*Work to do*
Review the material and extract every line in which the word "text" occurs.

#### Listed records ####

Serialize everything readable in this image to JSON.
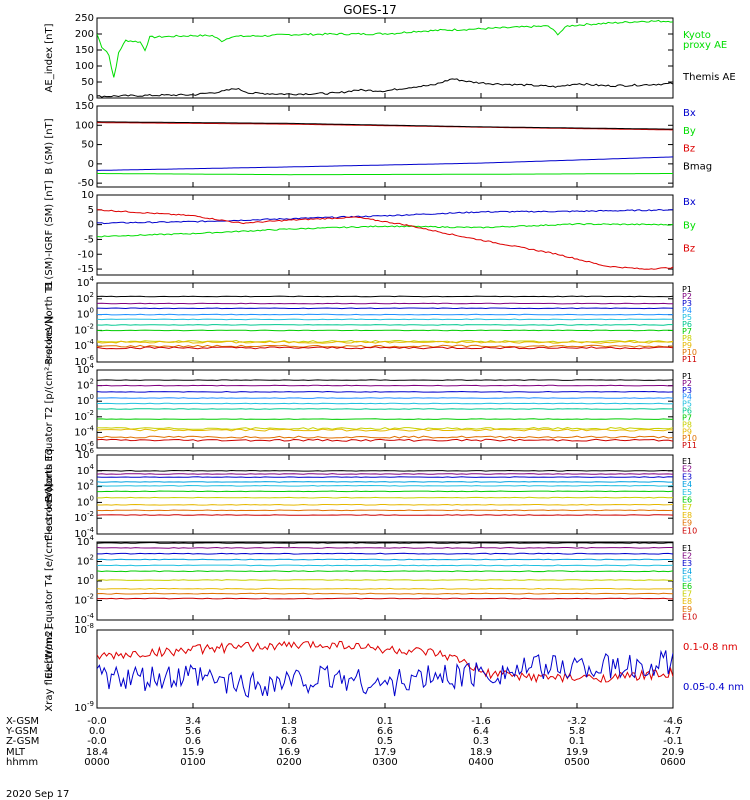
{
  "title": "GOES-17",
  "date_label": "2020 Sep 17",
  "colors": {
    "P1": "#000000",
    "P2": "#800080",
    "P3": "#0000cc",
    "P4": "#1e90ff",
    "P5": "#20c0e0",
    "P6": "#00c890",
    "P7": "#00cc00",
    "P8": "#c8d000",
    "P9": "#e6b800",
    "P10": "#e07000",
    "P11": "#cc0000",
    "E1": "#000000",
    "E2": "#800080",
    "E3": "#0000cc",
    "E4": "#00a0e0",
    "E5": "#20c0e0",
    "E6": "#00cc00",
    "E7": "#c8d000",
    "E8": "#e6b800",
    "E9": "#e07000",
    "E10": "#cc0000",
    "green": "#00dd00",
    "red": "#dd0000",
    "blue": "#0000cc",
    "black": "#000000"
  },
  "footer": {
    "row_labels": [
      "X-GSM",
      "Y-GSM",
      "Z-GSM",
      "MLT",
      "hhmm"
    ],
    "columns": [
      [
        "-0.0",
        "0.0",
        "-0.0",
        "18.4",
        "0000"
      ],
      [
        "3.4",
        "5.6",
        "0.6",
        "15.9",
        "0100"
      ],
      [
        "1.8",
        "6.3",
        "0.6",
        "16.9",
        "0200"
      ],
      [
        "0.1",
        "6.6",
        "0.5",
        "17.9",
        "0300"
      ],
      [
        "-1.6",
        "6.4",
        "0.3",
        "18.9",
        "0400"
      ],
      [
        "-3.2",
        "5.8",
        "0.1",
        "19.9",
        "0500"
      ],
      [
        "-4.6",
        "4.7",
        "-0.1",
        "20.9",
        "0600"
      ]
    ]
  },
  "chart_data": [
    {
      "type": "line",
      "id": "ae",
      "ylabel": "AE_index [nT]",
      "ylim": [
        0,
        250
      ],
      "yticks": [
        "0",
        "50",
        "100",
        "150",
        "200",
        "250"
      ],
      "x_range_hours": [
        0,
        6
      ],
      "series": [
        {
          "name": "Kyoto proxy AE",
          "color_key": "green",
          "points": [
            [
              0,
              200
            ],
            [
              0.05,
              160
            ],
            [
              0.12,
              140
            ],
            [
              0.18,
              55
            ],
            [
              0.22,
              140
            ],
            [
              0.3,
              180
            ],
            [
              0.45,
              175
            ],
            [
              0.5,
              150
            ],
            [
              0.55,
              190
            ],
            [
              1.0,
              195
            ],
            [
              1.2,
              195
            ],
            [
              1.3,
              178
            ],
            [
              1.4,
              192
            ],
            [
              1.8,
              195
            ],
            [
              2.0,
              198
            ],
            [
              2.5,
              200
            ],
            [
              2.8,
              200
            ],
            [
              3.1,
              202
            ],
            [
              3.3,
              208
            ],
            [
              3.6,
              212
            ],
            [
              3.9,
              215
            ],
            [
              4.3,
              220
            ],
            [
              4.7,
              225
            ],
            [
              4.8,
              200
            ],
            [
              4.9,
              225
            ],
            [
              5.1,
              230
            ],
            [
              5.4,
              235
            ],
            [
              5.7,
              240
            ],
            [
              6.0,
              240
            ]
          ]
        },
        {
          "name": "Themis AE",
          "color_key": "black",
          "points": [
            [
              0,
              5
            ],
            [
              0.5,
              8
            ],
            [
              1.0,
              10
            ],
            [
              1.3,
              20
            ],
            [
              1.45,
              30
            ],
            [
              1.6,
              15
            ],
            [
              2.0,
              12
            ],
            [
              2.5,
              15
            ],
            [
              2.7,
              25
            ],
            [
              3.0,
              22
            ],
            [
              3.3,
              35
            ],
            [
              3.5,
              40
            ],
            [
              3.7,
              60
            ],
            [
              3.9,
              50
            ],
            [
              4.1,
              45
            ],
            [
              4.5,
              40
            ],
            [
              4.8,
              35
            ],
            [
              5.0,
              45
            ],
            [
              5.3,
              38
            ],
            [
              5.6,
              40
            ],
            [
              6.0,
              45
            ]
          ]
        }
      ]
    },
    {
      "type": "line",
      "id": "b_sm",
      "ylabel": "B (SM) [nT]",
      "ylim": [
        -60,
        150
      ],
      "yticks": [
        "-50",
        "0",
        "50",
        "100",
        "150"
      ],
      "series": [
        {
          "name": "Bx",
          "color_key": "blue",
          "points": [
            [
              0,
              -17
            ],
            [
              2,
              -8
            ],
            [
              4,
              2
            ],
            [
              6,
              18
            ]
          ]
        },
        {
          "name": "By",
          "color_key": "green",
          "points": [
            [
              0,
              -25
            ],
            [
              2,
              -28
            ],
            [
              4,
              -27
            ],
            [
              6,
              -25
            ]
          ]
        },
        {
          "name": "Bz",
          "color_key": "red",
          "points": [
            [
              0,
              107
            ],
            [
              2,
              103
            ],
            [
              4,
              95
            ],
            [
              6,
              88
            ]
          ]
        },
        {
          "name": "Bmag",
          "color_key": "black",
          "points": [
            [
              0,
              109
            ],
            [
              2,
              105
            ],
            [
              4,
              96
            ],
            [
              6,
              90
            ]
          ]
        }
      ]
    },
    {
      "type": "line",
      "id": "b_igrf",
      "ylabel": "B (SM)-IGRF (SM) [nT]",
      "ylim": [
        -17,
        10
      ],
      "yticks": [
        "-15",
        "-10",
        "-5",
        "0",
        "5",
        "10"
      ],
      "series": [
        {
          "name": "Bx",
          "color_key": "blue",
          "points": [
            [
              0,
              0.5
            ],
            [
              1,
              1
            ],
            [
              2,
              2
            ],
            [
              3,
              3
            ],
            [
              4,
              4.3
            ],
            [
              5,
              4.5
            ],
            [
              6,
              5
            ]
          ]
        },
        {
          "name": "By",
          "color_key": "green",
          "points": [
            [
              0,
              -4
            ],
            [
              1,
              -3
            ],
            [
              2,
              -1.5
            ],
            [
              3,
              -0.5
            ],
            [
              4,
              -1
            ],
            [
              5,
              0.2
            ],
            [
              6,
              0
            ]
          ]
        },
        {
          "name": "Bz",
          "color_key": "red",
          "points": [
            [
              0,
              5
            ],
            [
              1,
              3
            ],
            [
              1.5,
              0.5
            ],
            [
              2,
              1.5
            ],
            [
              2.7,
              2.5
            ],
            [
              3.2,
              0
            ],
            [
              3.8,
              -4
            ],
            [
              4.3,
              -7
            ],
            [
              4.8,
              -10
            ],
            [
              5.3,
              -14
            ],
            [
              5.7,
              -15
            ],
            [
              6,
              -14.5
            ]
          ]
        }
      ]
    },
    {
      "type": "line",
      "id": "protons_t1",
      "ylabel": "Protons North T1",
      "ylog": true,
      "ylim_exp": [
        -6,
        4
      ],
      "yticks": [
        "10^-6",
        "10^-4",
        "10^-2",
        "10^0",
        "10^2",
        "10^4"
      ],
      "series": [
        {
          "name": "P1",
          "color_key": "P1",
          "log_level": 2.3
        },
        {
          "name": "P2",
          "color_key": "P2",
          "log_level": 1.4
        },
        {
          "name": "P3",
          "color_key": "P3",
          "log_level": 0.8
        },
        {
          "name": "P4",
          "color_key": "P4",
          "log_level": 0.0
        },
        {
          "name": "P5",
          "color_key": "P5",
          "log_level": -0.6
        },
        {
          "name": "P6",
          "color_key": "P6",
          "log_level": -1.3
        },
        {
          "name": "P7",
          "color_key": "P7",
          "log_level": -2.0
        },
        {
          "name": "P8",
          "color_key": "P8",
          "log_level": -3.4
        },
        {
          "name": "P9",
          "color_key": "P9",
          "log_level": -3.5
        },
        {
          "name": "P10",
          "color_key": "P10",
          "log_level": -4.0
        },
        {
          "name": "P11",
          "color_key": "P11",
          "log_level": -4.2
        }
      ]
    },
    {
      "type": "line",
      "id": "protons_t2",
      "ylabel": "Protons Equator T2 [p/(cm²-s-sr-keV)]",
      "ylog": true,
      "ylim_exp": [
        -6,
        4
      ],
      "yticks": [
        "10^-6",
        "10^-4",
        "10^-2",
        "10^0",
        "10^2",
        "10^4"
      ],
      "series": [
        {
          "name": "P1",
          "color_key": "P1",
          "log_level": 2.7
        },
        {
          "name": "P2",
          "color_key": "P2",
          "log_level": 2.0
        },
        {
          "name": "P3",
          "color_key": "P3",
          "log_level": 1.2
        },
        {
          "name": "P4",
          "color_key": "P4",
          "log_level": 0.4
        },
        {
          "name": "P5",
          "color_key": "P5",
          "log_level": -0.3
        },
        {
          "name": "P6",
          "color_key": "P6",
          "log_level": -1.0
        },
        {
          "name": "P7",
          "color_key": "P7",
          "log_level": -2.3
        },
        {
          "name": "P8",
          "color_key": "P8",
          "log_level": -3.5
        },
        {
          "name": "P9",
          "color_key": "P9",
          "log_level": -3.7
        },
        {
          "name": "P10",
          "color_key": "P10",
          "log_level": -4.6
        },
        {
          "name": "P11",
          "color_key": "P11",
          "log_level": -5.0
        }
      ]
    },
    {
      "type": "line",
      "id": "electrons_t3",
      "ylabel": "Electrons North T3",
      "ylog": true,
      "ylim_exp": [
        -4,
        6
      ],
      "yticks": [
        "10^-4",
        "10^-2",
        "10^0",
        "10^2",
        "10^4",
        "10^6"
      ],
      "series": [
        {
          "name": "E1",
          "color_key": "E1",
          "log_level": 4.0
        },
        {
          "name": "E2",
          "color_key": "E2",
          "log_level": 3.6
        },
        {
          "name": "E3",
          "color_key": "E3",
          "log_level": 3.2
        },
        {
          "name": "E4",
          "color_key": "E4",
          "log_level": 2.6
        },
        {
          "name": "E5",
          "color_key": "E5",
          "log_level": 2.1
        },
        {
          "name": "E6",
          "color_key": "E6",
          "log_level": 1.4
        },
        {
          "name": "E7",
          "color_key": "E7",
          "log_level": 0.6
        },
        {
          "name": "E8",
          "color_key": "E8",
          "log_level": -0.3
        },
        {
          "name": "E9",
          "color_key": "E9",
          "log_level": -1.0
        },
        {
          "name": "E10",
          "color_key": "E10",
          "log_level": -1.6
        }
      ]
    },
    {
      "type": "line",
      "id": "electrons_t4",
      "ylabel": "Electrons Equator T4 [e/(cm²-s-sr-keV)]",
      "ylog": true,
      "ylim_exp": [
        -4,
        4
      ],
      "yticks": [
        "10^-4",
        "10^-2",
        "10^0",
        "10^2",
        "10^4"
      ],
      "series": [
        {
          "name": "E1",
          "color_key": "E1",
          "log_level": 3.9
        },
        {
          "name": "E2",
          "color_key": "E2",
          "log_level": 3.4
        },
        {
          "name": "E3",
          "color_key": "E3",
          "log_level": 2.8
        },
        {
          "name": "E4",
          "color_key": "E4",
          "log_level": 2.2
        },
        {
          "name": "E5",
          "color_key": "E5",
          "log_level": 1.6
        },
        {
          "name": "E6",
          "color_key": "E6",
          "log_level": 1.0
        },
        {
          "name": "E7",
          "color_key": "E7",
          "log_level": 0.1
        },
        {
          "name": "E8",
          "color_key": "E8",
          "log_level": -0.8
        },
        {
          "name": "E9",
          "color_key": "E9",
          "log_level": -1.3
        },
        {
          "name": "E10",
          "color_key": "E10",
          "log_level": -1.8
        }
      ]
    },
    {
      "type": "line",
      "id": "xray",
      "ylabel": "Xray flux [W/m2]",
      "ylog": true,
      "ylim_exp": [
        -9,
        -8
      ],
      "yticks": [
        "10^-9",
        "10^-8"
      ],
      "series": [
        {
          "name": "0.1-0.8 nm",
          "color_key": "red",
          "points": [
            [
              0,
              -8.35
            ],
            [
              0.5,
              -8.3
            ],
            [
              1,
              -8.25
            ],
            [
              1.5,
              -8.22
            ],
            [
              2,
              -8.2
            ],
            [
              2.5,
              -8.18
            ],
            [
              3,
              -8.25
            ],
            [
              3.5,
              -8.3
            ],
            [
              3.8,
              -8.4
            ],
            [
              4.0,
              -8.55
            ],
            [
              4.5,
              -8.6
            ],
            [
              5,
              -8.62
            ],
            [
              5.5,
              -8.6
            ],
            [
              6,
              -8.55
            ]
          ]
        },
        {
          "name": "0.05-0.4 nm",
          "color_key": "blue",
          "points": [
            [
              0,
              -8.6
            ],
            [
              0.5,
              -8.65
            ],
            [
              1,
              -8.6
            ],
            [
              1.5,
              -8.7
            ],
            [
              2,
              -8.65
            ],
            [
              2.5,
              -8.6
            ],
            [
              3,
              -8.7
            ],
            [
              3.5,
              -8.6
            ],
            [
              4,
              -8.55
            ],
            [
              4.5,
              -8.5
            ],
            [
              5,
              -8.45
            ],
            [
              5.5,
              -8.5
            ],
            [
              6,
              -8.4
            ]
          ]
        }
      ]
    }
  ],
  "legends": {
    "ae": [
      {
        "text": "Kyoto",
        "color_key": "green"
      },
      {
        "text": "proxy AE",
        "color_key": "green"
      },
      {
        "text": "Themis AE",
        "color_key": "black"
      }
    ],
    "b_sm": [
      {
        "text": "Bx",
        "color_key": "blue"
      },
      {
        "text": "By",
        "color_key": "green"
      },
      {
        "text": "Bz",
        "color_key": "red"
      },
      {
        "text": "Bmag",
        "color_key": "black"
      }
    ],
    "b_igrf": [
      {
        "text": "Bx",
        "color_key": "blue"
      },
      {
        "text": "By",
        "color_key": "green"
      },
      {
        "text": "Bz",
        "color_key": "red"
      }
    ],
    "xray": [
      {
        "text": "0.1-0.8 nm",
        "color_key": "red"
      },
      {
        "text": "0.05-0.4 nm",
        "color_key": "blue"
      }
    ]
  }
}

####

*Expected answer*
        "text": "Kyoto",
        "text": "proxy AE",
        "text": "Themis AE",
        "text": "Bx",
        "text": "By",
        "text": "Bz",
        "text": "Bmag",
        "text": "Bx",
        "text": "By",
        "text": "Bz",
        "text": "0.1-0.8 nm",
        "text": "0.05-0.4 nm",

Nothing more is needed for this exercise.